Problem statement ▸
Output the data word for word, dropping every image.

Items from a dataset
===============

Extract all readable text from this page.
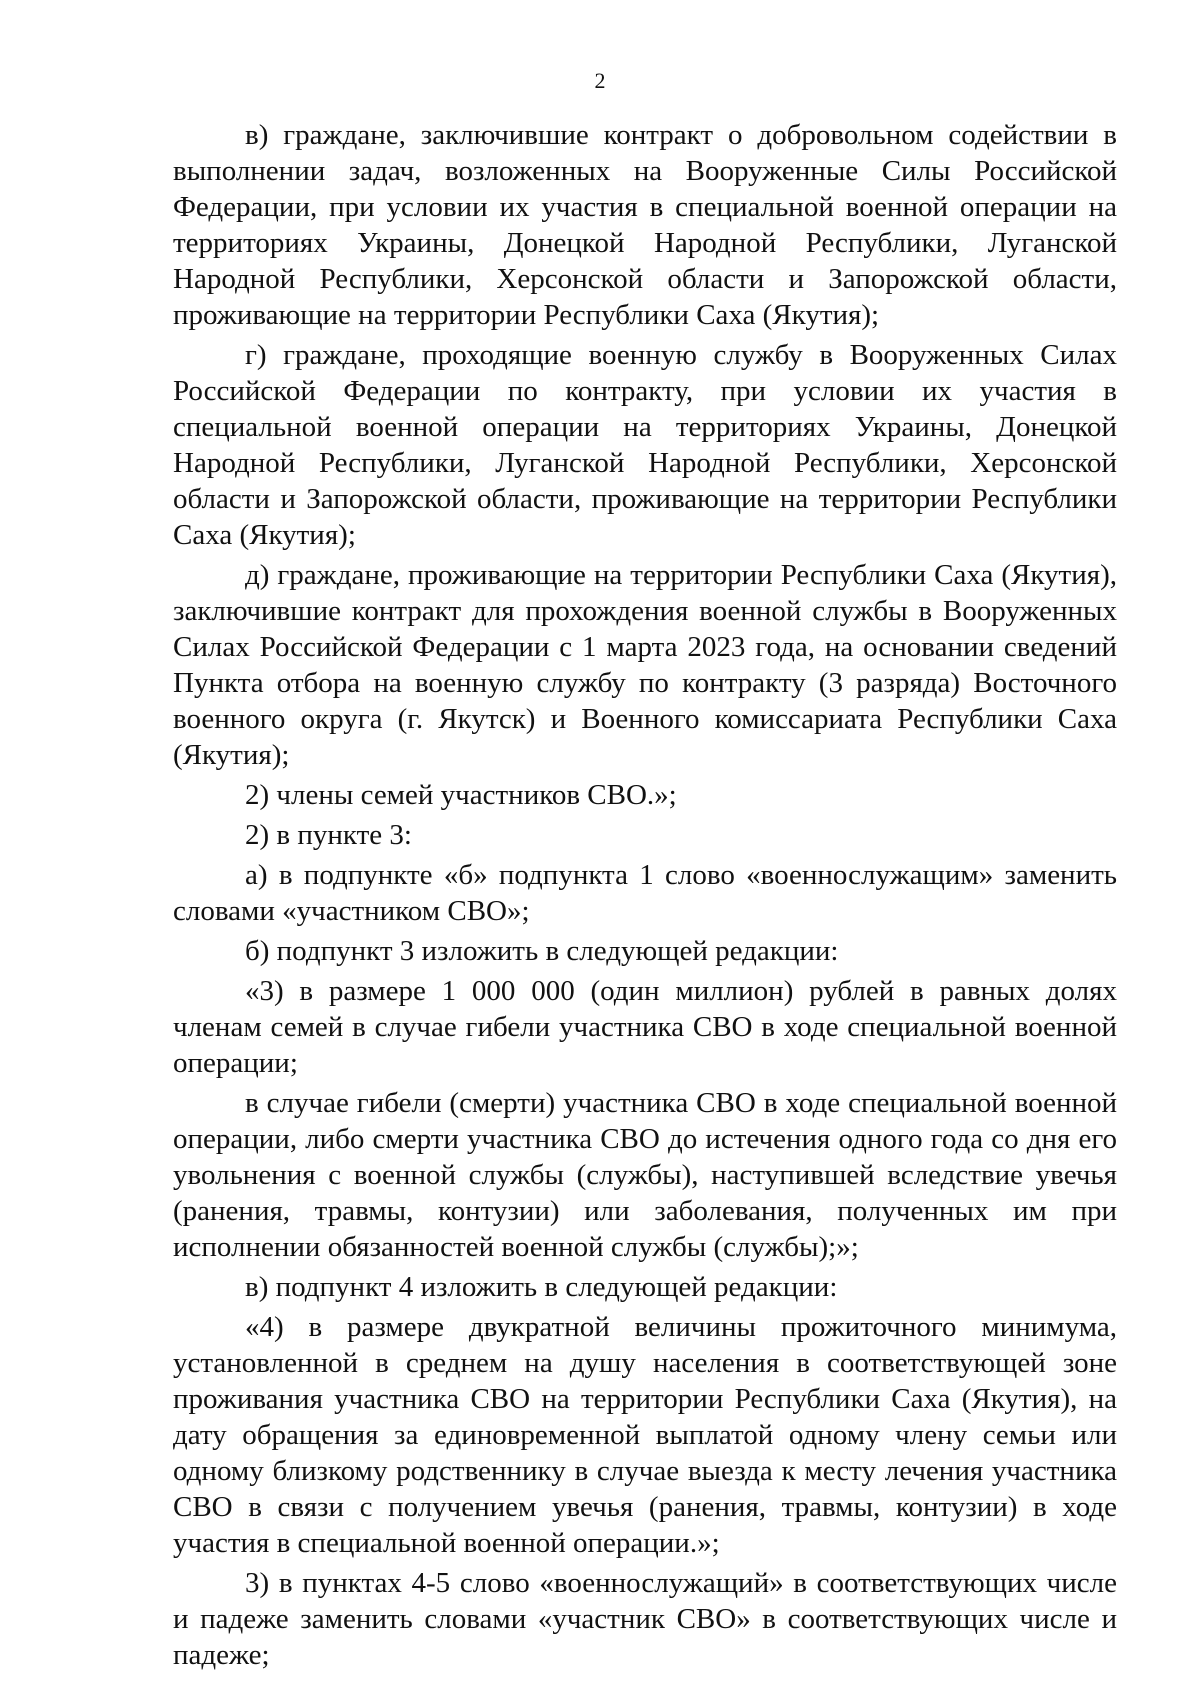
2

в) граждане, заключившие контракт о добровольном содействии в выполнении задач, возложенных на Вооруженные Силы Российской Федерации, при условии их участия в специальной военной операции на территориях Украины, Донецкой Народной Республики, Луганской Народной Республики, Херсонской области и Запорожской области, проживающие на территории Республики Саха (Якутия);

г) граждане, проходящие военную службу в Вооруженных Силах Российской Федерации по контракту, при условии их участия в специальной военной операции на территориях Украины, Донецкой Народной Республики, Луганской Народной Республики, Херсонской области и Запорожской области, проживающие на территории Республики Саха (Якутия);

д) граждане, проживающие на территории Республики Саха (Якутия), заключившие контракт для прохождения военной службы в Вооруженных Силах Российской Федерации с 1 марта 2023 года, на основании сведений Пункта отбора на военную службу по контракту (3 разряда) Восточного военного округа (г. Якутск) и Военного комиссариата Республики Саха (Якутия);

2) члены семей участников СВО.»;

2) в пункте 3:

а) в подпункте «б» подпункта 1 слово «военнослужащим» заменить словами «участником СВО»;

б) подпункт 3 изложить в следующей редакции:

«3) в размере 1 000 000 (один миллион) рублей в равных долях членам семей в случае гибели участника СВО в ходе специальной военной операции;

в случае гибели (смерти) участника СВО в ходе специальной военной операции, либо смерти участника СВО до истечения одного года со дня его увольнения с военной службы (службы), наступившей вследствие увечья (ранения, травмы, контузии) или заболевания, полученных им при исполнении обязанностей военной службы (службы);»;

в) подпункт 4 изложить в следующей редакции:

«4) в размере двукратной величины прожиточного минимума, установленной в среднем на душу населения в соответствующей зоне проживания участника СВО на территории Республики Саха (Якутия), на дату обращения за единовременной выплатой одному члену семьи или одному близкому родственнику в случае выезда к месту лечения участника СВО в связи с получением увечья (ранения, травмы, контузии) в ходе участия в специальной военной операции.»;

3) в пунктах 4-5 слово «военнослужащий» в соответствующих числе и падеже заменить словами «участник СВО» в соответствующих числе и падеже;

===============

Solution ▸
Extract all readable text from this page.
2

в) граждане, заключившие контракт о добровольном содействии в выполнении задач, возложенных на Вооруженные Силы Российской Федерации, при условии их участия в специальной военной операции на территориях Украины, Донецкой Народной Республики, Луганской Народной Республики, Херсонской области и Запорожской области, проживающие на территории Республики Саха (Якутия);

г) граждане, проходящие военную службу в Вооруженных Силах Российской Федерации по контракту, при условии их участия в специальной военной операции на территориях Украины, Донецкой Народной Республики, Луганской Народной Республики, Херсонской области и Запорожской области, проживающие на территории Республики Саха (Якутия);

д) граждане, проживающие на территории Республики Саха (Якутия), заключившие контракт для прохождения военной службы в Вооруженных Силах Российской Федерации с 1 марта 2023 года, на основании сведений Пункта отбора на военную службу по контракту (3 разряда) Восточного военного округа (г. Якутск) и Военного комиссариата Республики Саха (Якутия);

2) члены семей участников СВО.»;

2) в пункте 3:

а) в подпункте «б» подпункта 1 слово «военнослужащим» заменить словами «участником СВО»;

б) подпункт 3 изложить в следующей редакции:

«3) в размере 1 000 000 (один миллион) рублей в равных долях членам семей в случае гибели участника СВО в ходе специальной военной операции;

в случае гибели (смерти) участника СВО в ходе специальной военной операции, либо смерти участника СВО до истечения одного года со дня его увольнения с военной службы (службы), наступившей вследствие увечья (ранения, травмы, контузии) или заболевания, полученных им при исполнении обязанностей военной службы (службы);»;

в) подпункт 4 изложить в следующей редакции:

«4) в размере двукратной величины прожиточного минимума, установленной в среднем на душу населения в соответствующей зоне проживания участника СВО на территории Республики Саха (Якутия), на дату обращения за единовременной выплатой одному члену семьи или одному близкому родственнику в случае выезда к месту лечения участника СВО в связи с получением увечья (ранения, травмы, контузии) в ходе участия в специальной военной операции.»;

3) в пунктах 4-5 слово «военнослужащий» в соответствующих числе и падеже заменить словами «участник СВО» в соответствующих числе и падеже;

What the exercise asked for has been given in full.